**Work order:** Scan the lines below and report each one containing "type" by copying it.

── Information ──

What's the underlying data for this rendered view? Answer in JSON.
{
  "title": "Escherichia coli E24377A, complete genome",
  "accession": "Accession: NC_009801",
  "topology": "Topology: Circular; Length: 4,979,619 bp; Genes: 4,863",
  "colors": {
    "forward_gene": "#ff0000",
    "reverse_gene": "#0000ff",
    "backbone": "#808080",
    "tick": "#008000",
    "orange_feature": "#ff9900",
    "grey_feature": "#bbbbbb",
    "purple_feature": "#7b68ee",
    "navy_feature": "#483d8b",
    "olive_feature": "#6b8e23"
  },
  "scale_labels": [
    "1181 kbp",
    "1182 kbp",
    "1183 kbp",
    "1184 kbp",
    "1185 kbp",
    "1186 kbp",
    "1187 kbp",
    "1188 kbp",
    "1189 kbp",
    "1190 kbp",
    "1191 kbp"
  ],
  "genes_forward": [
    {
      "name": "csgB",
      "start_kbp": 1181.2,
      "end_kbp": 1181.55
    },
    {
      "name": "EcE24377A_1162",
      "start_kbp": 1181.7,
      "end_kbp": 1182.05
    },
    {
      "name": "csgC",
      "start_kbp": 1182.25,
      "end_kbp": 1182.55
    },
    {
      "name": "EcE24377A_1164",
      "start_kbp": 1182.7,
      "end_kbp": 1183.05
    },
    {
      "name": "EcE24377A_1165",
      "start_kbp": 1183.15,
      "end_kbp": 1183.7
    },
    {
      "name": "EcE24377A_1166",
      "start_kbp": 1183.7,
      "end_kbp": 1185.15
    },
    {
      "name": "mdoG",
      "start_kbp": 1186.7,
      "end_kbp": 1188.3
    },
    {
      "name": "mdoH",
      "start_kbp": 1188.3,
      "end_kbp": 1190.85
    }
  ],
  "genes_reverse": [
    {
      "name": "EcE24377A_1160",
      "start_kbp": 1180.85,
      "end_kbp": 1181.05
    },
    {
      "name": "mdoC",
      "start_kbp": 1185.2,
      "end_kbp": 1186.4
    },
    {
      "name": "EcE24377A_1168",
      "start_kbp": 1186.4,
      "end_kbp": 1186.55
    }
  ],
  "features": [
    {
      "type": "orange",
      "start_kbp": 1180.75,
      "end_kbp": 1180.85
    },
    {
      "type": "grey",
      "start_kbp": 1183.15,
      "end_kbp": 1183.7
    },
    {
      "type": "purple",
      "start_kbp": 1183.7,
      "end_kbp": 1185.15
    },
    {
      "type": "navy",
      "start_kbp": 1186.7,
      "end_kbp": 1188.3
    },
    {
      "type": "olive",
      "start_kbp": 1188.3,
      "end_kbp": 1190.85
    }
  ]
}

───

**Exercise answer:**
      "type": "orange",
      "type": "grey",
      "type": "purple",
      "type": "navy",
      "type": "olive",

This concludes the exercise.